### YOUR GOAL
Copy out the complete listing, word for word.

### SUPPLIED MATERIAL
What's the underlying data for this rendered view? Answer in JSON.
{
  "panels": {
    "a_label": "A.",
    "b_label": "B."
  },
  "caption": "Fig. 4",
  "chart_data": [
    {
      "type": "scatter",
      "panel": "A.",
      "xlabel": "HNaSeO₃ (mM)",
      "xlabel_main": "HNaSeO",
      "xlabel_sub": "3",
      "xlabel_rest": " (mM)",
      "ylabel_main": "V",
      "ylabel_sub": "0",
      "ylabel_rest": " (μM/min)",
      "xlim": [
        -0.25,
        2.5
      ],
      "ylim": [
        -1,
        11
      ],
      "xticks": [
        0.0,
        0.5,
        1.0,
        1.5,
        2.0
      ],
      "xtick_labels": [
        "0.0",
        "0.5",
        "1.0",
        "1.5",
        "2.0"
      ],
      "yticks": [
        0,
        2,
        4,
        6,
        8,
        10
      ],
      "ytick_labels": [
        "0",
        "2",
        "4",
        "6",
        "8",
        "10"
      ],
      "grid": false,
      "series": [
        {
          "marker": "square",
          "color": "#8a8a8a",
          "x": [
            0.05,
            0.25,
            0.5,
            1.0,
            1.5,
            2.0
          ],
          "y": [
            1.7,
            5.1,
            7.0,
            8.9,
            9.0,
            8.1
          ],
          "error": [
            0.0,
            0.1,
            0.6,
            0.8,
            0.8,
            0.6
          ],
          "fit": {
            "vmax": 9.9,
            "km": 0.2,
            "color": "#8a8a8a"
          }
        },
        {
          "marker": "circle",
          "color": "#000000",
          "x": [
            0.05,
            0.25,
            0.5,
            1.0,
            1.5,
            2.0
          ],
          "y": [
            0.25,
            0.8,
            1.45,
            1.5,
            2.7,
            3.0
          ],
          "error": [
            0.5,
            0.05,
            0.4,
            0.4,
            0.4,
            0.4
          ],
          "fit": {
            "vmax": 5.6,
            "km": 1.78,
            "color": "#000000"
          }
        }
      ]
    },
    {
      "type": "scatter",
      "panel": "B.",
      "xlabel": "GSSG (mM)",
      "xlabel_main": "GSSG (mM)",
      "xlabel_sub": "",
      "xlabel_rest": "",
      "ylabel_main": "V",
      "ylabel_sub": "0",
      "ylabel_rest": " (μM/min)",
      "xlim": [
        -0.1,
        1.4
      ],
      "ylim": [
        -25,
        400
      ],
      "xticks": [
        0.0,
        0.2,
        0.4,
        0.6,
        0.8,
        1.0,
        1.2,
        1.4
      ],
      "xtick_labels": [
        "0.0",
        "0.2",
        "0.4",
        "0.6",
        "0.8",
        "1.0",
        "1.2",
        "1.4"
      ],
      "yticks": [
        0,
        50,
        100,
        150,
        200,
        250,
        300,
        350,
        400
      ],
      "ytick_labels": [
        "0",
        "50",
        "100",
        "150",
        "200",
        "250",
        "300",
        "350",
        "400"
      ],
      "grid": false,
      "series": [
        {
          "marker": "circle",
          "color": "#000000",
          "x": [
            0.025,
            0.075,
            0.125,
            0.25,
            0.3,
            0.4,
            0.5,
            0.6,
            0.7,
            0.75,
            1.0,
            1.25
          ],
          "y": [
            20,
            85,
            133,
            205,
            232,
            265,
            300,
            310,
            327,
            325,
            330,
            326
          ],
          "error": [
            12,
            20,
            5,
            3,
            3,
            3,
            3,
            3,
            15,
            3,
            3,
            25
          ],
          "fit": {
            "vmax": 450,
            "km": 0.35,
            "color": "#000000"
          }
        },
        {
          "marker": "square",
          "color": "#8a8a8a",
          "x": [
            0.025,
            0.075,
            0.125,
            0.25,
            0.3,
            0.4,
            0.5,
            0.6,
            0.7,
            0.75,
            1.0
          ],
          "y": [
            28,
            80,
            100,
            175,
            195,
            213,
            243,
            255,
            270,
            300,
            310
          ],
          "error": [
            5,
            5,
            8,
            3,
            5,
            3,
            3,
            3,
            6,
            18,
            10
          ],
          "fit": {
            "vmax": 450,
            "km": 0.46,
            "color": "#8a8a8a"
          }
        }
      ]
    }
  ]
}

### EXPECTED ANSWER
What's the underlying data for this rendered view? Answer in JSON.
{
  "panels": {
    "a_label": "A.",
    "b_label": "B."
  },
  "caption": "Fig. 4",
  "chart_data": [
    {
      "type": "scatter",
      "panel": "A.",
      "xlabel": "HNaSeO₃ (mM)",
      "xlabel_main": "HNaSeO",
      "xlabel_sub": "3",
      "xlabel_rest": " (mM)",
      "ylabel_main": "V",
      "ylabel_sub": "0",
      "ylabel_rest": " (μM/min)",
      "xlim": [
        -0.25,
        2.5
      ],
      "ylim": [
        -1,
        11
      ],
      "xticks": [
        0.0,
        0.5,
        1.0,
        1.5,
        2.0
      ],
      "xtick_labels": [
        "0.0",
        "0.5",
        "1.0",
        "1.5",
        "2.0"
      ],
      "yticks": [
        0,
        2,
        4,
        6,
        8,
        10
      ],
      "ytick_labels": [
        "0",
        "2",
        "4",
        "6",
        "8",
        "10"
      ],
      "grid": false,
      "series": [
        {
          "marker": "square",
          "color": "#8a8a8a",
          "x": [
            0.05,
            0.25,
            0.5,
            1.0,
            1.5,
            2.0
          ],
          "y": [
            1.7,
            5.1,
            7.0,
            8.9,
            9.0,
            8.1
          ],
          "error": [
            0.0,
            0.1,
            0.6,
            0.8,
            0.8,
            0.6
          ],
          "fit": {
            "vmax": 9.9,
            "km": 0.2,
            "color": "#8a8a8a"
          }
        },
        {
          "marker": "circle",
          "color": "#000000",
          "x": [
            0.05,
            0.25,
            0.5,
            1.0,
            1.5,
            2.0
          ],
          "y": [
            0.25,
            0.8,
            1.45,
            1.5,
            2.7,
            3.0
          ],
          "error": [
            0.5,
            0.05,
            0.4,
            0.4,
            0.4,
            0.4
          ],
          "fit": {
            "vmax": 5.6,
            "km": 1.78,
            "color": "#000000"
          }
        }
      ]
    },
    {
      "type": "scatter",
      "panel": "B.",
      "xlabel": "GSSG (mM)",
      "xlabel_main": "GSSG (mM)",
      "xlabel_sub": "",
      "xlabel_rest": "",
      "ylabel_main": "V",
      "ylabel_sub": "0",
      "ylabel_rest": " (μM/min)",
      "xlim": [
        -0.1,
        1.4
      ],
      "ylim": [
        -25,
        400
      ],
      "xticks": [
        0.0,
        0.2,
        0.4,
        0.6,
        0.8,
        1.0,
        1.2,
        1.4
      ],
      "xtick_labels": [
        "0.0",
        "0.2",
        "0.4",
        "0.6",
        "0.8",
        "1.0",
        "1.2",
        "1.4"
      ],
      "yticks": [
        0,
        50,
        100,
        150,
        200,
        250,
        300,
        350,
        400
      ],
      "ytick_labels": [
        "0",
        "50",
        "100",
        "150",
        "200",
        "250",
        "300",
        "350",
        "400"
      ],
      "grid": false,
      "series": [
        {
          "marker": "circle",
          "color": "#000000",
          "x": [
            0.025,
            0.075,
            0.125,
            0.25,
            0.3,
            0.4,
            0.5,
            0.6,
            0.7,
            0.75,
            1.0,
            1.25
          ],
          "y": [
            20,
            85,
            133,
            205,
            232,
            265,
            300,
            310,
            327,
            325,
            330,
            326
          ],
          "error": [
            12,
            20,
            5,
            3,
            3,
            3,
            3,
            3,
            15,
            3,
            3,
            25
          ],
          "fit": {
            "vmax": 450,
            "km": 0.35,
            "color": "#000000"
          }
        },
        {
          "marker": "square",
          "color": "#8a8a8a",
          "x": [
            0.025,
            0.075,
            0.125,
            0.25,
            0.3,
            0.4,
            0.5,
            0.6,
            0.7,
            0.75,
            1.0
          ],
          "y": [
            28,
            80,
            100,
            175,
            195,
            213,
            243,
            255,
            270,
            300,
            310
          ],
          "error": [
            5,
            5,
            8,
            3,
            5,
            3,
            3,
            3,
            6,
            18,
            10
          ],
          "fit": {
            "vmax": 450,
            "km": 0.46,
            "color": "#8a8a8a"
          }
        }
      ]
    }
  ]
}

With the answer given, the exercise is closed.